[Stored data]
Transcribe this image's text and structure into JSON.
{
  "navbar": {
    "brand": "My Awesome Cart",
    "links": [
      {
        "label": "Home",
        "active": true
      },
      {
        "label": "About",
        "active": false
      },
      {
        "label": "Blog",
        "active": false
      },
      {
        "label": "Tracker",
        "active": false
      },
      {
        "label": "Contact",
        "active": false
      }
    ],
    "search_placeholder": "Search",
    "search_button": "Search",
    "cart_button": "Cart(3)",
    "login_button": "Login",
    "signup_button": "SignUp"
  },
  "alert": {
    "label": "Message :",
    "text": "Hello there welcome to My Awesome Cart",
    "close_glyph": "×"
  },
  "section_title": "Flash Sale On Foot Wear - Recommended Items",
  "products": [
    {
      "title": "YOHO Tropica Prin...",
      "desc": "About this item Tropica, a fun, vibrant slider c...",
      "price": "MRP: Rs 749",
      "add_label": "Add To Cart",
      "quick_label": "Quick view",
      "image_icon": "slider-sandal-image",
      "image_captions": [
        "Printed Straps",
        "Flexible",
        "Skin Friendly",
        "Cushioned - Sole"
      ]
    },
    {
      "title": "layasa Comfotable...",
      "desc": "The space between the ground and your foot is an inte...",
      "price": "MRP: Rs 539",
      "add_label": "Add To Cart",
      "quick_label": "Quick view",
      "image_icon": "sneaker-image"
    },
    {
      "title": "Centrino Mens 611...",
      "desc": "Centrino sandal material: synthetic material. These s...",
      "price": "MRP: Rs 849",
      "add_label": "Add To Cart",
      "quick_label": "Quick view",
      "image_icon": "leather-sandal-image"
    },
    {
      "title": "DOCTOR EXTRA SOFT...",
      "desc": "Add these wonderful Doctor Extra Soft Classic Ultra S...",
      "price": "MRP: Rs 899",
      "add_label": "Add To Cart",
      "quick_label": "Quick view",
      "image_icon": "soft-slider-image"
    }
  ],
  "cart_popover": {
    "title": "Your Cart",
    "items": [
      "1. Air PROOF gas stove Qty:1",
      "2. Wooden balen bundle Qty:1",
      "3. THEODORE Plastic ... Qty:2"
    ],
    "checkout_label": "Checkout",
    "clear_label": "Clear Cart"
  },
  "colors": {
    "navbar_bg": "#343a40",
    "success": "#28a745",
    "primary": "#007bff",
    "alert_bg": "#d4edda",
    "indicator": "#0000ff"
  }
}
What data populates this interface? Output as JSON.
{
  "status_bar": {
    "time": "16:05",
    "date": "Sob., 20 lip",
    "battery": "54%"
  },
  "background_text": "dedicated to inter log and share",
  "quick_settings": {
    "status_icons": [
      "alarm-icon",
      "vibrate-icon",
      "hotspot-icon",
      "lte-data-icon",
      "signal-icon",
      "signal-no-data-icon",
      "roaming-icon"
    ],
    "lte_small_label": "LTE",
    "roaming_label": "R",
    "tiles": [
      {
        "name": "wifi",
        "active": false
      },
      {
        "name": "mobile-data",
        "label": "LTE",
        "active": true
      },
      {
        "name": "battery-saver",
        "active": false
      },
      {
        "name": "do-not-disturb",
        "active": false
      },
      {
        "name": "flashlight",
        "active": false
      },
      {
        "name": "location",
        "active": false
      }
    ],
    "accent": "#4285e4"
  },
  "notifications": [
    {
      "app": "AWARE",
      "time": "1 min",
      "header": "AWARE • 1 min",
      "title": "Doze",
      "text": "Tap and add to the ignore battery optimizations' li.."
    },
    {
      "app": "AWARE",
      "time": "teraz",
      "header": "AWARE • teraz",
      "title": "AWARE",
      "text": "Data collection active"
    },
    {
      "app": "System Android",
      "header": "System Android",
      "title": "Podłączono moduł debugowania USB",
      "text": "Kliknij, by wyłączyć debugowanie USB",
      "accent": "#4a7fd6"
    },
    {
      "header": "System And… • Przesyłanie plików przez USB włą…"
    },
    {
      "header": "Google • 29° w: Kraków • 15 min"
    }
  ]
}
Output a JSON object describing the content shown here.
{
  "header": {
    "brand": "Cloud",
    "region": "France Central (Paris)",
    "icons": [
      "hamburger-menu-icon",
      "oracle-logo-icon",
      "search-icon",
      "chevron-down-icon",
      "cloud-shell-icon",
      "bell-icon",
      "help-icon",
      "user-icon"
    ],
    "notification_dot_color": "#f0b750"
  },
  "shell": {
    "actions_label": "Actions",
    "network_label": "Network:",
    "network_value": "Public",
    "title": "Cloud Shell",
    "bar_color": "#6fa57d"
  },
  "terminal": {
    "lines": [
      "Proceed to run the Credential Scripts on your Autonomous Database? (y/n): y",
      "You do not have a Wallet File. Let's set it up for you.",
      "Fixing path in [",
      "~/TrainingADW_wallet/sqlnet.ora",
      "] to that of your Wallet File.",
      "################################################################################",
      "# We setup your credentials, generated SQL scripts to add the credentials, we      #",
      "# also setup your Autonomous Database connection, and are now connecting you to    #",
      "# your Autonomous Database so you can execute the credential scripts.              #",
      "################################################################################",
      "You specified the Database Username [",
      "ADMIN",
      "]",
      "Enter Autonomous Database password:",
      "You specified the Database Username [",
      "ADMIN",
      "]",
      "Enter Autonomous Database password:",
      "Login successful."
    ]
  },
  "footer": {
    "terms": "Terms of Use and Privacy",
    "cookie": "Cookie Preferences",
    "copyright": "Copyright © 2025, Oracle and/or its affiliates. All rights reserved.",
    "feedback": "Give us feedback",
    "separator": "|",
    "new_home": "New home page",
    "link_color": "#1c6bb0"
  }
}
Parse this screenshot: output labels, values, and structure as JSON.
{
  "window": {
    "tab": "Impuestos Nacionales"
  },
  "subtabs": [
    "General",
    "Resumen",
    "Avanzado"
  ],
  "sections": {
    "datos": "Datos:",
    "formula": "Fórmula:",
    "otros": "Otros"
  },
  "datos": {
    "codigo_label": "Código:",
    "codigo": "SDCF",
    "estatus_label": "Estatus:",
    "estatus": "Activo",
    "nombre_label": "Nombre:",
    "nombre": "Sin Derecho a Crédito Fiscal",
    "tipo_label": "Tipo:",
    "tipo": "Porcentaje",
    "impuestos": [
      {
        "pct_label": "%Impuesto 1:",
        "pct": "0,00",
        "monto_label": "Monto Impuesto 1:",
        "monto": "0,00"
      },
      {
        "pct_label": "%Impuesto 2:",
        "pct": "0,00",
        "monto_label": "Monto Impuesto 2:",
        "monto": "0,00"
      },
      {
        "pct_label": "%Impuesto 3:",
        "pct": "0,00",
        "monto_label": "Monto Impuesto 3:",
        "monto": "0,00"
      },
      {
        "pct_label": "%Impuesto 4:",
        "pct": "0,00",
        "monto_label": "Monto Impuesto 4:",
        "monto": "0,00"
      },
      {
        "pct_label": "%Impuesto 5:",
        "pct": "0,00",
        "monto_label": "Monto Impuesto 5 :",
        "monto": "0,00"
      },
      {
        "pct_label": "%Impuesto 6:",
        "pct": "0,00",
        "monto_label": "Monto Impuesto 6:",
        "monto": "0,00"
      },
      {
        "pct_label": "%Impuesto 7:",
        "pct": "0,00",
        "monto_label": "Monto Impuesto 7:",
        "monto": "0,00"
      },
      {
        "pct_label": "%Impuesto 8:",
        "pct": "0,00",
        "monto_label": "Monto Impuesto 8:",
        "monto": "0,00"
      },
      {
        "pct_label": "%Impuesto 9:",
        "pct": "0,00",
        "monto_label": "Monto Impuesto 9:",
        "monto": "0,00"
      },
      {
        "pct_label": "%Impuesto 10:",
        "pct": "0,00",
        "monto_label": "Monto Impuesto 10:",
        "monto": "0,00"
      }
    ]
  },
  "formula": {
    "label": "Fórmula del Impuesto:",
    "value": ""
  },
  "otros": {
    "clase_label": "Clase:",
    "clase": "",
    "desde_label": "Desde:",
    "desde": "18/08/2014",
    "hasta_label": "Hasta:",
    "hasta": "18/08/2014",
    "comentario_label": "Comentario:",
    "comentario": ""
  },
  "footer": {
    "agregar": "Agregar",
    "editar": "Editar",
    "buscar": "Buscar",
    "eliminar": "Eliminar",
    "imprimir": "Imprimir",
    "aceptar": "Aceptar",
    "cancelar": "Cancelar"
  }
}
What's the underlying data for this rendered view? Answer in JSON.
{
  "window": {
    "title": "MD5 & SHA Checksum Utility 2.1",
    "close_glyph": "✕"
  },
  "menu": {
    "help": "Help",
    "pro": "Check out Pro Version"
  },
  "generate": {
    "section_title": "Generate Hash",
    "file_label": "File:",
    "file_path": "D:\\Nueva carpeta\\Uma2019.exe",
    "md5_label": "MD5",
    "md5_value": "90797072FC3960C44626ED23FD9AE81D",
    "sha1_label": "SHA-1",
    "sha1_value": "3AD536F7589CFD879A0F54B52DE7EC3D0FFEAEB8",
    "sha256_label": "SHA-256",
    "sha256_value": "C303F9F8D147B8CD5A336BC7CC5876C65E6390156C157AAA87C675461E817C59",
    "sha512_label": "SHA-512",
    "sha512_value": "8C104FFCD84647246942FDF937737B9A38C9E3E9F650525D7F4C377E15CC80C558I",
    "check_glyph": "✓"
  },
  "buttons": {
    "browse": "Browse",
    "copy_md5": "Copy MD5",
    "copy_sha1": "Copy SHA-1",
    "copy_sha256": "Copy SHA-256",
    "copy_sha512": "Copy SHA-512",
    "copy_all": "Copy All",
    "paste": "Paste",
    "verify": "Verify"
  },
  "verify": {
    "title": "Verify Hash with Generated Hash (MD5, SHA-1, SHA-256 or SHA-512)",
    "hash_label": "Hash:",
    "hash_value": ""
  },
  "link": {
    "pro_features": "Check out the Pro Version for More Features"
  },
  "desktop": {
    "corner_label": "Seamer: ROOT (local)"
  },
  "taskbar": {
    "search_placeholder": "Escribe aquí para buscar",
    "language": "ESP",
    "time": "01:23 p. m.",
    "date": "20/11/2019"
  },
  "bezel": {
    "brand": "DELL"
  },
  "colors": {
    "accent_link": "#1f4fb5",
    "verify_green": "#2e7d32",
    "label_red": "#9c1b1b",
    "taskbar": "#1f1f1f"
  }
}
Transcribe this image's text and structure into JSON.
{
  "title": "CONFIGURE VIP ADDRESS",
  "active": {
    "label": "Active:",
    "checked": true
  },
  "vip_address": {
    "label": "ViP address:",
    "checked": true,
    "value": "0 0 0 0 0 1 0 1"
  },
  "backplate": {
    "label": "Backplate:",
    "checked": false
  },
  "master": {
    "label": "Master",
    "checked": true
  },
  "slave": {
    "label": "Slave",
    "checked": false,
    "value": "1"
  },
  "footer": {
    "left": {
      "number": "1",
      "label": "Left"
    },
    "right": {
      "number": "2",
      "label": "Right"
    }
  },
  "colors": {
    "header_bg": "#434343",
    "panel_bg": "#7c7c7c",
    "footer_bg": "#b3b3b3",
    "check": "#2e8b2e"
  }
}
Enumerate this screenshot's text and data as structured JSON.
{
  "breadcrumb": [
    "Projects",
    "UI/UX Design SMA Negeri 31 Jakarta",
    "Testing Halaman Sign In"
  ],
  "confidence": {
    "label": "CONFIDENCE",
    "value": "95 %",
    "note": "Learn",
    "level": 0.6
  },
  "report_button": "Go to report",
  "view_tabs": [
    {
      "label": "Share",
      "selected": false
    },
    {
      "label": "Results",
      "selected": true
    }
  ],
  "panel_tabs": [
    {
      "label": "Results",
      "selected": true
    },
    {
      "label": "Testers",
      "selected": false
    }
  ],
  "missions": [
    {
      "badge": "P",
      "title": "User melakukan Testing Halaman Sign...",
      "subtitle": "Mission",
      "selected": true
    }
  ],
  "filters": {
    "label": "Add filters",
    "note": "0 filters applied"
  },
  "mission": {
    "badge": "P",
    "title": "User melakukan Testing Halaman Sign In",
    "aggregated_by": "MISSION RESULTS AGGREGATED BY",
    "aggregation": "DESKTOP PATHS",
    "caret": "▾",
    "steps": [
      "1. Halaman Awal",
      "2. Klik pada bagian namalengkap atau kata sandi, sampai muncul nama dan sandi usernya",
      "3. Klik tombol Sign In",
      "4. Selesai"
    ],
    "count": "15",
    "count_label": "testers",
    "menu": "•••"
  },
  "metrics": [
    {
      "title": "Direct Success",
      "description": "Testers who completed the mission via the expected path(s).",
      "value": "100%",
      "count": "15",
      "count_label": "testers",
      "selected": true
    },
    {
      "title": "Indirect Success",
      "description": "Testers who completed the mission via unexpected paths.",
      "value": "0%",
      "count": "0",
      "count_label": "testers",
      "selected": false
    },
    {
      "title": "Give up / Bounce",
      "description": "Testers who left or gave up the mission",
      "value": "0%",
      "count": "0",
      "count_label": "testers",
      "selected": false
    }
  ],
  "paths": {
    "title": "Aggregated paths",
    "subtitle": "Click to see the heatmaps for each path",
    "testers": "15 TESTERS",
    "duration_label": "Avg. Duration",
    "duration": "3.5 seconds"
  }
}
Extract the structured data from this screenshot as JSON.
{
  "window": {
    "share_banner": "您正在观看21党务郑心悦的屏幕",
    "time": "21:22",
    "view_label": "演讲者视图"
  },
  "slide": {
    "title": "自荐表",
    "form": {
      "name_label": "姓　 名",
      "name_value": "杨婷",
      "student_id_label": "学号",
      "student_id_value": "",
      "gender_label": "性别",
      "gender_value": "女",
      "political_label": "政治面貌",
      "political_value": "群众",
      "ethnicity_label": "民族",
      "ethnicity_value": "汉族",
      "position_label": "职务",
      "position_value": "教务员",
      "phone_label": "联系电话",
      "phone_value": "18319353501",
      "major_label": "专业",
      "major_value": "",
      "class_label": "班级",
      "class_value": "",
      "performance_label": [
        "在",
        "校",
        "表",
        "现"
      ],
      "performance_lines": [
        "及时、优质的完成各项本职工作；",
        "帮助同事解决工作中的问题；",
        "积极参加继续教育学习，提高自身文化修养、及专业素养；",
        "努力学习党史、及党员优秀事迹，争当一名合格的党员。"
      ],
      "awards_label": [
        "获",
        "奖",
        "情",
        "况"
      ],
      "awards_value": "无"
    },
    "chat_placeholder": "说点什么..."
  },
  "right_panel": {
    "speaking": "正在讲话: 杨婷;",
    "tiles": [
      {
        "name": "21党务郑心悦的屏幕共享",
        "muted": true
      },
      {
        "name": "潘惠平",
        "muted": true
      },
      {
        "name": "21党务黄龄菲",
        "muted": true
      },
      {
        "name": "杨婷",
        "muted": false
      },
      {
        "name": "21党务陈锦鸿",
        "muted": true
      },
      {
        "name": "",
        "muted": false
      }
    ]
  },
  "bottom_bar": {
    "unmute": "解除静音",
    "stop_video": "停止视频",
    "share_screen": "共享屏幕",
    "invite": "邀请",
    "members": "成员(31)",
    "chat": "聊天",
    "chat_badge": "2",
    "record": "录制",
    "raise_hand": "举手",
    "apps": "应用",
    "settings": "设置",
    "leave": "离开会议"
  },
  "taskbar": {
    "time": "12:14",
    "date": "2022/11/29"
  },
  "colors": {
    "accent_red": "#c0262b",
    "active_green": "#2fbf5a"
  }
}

*Problem requirements*: Filter the records above and return every line that holds the word "Awesome".

*Completed task*:
    "brand": "My Awesome Cart",
    "text": "Hello there welcome to My Awesome Cart",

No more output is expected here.